**TASK PROMPT**
Select from the data all lines with the word "Calving".

**INPUT FOR THIS TASK**
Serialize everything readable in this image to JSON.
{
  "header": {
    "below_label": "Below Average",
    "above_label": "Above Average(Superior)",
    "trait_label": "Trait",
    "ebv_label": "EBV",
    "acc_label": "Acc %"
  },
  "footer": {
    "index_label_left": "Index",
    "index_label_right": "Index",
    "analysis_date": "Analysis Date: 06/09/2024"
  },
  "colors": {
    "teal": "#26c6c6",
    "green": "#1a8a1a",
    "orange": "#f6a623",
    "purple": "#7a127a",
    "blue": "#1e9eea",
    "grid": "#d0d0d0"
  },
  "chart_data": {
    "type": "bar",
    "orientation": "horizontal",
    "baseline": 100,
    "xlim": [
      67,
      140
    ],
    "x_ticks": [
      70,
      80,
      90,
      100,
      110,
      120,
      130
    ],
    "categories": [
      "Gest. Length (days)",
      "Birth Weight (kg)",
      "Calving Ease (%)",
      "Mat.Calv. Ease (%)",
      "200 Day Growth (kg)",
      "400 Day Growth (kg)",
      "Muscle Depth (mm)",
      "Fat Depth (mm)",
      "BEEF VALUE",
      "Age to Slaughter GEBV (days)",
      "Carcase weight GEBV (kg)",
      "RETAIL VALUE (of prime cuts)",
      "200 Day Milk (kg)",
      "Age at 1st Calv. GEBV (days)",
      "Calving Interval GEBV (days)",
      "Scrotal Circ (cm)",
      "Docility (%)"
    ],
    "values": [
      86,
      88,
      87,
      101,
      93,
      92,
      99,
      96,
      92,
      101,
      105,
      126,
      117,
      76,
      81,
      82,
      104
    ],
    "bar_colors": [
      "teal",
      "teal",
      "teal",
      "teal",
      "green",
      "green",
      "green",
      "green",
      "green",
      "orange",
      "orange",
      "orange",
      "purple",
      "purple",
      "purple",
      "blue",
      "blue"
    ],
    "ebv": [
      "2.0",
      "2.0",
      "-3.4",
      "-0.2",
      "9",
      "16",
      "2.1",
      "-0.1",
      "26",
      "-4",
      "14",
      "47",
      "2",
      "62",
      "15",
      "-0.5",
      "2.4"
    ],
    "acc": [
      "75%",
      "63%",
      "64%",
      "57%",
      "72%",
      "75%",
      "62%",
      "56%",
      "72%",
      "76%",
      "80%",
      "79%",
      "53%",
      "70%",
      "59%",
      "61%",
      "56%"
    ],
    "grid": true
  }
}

**SOLUTION TO THIS PROBLEM**
      "Calving Ease (%)",
      "Calving Interval GEBV (days)",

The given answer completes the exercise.